> Instruction: Will you echo every one of the records below line for line, without changing a character?

> Entries shown:
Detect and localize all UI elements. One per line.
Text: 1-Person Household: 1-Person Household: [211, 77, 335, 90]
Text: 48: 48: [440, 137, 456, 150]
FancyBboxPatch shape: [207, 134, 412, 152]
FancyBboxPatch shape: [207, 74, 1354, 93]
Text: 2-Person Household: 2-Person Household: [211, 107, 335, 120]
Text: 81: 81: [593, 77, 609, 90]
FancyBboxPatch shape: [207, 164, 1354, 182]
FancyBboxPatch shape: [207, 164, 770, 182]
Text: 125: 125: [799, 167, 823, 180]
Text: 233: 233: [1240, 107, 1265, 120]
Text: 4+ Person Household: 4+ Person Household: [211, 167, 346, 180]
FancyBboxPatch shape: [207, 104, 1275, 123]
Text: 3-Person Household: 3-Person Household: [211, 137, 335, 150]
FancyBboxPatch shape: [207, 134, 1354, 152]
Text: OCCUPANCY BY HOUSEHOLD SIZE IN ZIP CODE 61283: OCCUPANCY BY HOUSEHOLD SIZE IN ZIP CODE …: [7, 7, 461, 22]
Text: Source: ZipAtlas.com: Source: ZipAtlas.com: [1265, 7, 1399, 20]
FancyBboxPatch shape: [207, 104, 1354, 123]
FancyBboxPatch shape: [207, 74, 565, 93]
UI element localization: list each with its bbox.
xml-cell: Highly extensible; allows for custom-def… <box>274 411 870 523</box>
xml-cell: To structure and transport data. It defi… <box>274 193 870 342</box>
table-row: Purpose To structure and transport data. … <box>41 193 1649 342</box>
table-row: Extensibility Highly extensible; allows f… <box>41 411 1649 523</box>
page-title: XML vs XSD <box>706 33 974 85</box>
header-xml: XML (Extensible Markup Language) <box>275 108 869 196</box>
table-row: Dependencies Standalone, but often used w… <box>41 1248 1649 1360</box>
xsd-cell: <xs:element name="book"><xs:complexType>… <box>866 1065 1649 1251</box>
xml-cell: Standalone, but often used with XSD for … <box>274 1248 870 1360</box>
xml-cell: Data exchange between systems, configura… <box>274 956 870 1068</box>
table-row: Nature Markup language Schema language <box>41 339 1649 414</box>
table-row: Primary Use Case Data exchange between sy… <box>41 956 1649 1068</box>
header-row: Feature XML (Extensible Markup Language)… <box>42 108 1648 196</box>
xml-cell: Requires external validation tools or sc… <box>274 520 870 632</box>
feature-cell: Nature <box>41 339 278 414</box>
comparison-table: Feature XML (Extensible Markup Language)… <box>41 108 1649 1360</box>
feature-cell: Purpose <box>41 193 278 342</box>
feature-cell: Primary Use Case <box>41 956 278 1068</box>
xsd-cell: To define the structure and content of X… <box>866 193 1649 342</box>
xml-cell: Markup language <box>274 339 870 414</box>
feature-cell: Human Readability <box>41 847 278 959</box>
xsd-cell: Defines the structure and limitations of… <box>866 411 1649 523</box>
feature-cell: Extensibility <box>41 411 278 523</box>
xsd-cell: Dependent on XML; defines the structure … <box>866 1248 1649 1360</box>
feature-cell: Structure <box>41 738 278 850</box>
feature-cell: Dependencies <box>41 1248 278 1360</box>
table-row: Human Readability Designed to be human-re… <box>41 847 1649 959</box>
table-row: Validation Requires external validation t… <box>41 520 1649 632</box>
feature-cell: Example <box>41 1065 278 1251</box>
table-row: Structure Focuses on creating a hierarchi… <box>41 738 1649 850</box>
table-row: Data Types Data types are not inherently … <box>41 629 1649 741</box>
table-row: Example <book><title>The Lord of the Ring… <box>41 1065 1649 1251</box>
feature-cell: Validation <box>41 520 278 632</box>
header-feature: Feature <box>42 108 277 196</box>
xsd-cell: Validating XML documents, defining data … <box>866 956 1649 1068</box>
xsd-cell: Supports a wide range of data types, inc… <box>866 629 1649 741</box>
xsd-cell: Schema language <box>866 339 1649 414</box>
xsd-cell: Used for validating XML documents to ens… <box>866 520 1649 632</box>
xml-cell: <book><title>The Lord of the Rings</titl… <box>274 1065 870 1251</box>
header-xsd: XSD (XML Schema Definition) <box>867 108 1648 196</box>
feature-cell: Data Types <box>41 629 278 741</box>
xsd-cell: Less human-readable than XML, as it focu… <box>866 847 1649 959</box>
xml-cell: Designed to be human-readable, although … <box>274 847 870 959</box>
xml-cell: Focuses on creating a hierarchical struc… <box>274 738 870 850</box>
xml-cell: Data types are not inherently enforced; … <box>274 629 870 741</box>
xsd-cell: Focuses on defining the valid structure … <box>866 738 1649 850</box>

> Problem solution:
Detect and localize all UI elements. One per line.
Text: 1-Person Household: 1-Person Household: [211, 77, 335, 90]
Text: 48: 48: [440, 137, 456, 150]
FancyBboxPatch shape: [207, 134, 412, 152]
FancyBboxPatch shape: [207, 74, 1354, 93]
Text: 2-Person Household: 2-Person Household: [211, 107, 335, 120]
Text: 81: 81: [593, 77, 609, 90]
FancyBboxPatch shape: [207, 164, 1354, 182]
FancyBboxPatch shape: [207, 164, 770, 182]
Text: 125: 125: [799, 167, 823, 180]
Text: 233: 233: [1240, 107, 1265, 120]
Text: 4+ Person Household: 4+ Person Household: [211, 167, 346, 180]
FancyBboxPatch shape: [207, 104, 1275, 123]
Text: 3-Person Household: 3-Person Household: [211, 137, 335, 150]
FancyBboxPatch shape: [207, 134, 1354, 152]
Text: OCCUPANCY BY HOUSEHOLD SIZE IN ZIP CODE 61283: OCCUPANCY BY HOUSEHOLD SIZE IN ZIP CODE …: [7, 7, 461, 22]
Text: Source: ZipAtlas.com: Source: ZipAtlas.com: [1265, 7, 1399, 20]
FancyBboxPatch shape: [207, 104, 1354, 123]
FancyBboxPatch shape: [207, 74, 565, 93]
UI element localization: list each with its bbox.
xml-cell: Highly extensible; allows for custom-def… <box>274 411 870 523</box>
xml-cell: To structure and transport data. It defi… <box>274 193 870 342</box>
table-row: Purpose To structure and transport data. … <box>41 193 1649 342</box>
table-row: Extensibility Highly extensible; allows f… <box>41 411 1649 523</box>
page-title: XML vs XSD <box>706 33 974 85</box>
header-xml: XML (Extensible Markup Language) <box>275 108 869 196</box>
table-row: Dependencies Standalone, but often used w… <box>41 1248 1649 1360</box>
xsd-cell: <xs:element name="book"><xs:complexType>… <box>866 1065 1649 1251</box>
xml-cell: Standalone, but often used with XSD for … <box>274 1248 870 1360</box>
xml-cell: Data exchange between systems, configura… <box>274 956 870 1068</box>
table-row: Nature Markup language Schema language <box>41 339 1649 414</box>
table-row: Primary Use Case Data exchange between sy… <box>41 956 1649 1068</box>
header-row: Feature XML (Extensible Markup Language)… <box>42 108 1648 196</box>
xml-cell: Requires external validation tools or sc… <box>274 520 870 632</box>
feature-cell: Nature <box>41 339 278 414</box>
comparison-table: Feature XML (Extensible Markup Language)… <box>41 108 1649 1360</box>
feature-cell: Purpose <box>41 193 278 342</box>
feature-cell: Primary Use Case <box>41 956 278 1068</box>
xsd-cell: To define the structure and content of X… <box>866 193 1649 342</box>
xml-cell: Markup language <box>274 339 870 414</box>
feature-cell: Human Readability <box>41 847 278 959</box>
xsd-cell: Defines the structure and limitations of… <box>866 411 1649 523</box>
feature-cell: Extensibility <box>41 411 278 523</box>
xsd-cell: Dependent on XML; defines the structure … <box>866 1248 1649 1360</box>
feature-cell: Structure <box>41 738 278 850</box>
feature-cell: Dependencies <box>41 1248 278 1360</box>
table-row: Human Readability Designed to be human-re… <box>41 847 1649 959</box>
table-row: Validation Requires external validation t… <box>41 520 1649 632</box>
feature-cell: Example <box>41 1065 278 1251</box>
table-row: Structure Focuses on creating a hierarchi… <box>41 738 1649 850</box>
table-row: Data Types Data types are not inherently … <box>41 629 1649 741</box>
table-row: Example <book><title>The Lord of the Ring… <box>41 1065 1649 1251</box>
feature-cell: Validation <box>41 520 278 632</box>
header-feature: Feature <box>42 108 277 196</box>
xsd-cell: Validating XML documents, defining data … <box>866 956 1649 1068</box>
xsd-cell: Supports a wide range of data types, inc… <box>866 629 1649 741</box>
xsd-cell: Schema language <box>866 339 1649 414</box>
xsd-cell: Used for validating XML documents to ens… <box>866 520 1649 632</box>
xml-cell: <book><title>The Lord of the Rings</titl… <box>274 1065 870 1251</box>
header-xsd: XSD (XML Schema Definition) <box>867 108 1648 196</box>
feature-cell: Data Types <box>41 629 278 741</box>
xsd-cell: Less human-readable than XML, as it focu… <box>866 847 1649 959</box>
xml-cell: Designed to be human-readable, although … <box>274 847 870 959</box>
xml-cell: Focuses on creating a hierarchical struc… <box>274 738 870 850</box>
xml-cell: Data types are not inherently enforced; … <box>274 629 870 741</box>
xsd-cell: Focuses on defining the valid structure … <box>866 738 1649 850</box>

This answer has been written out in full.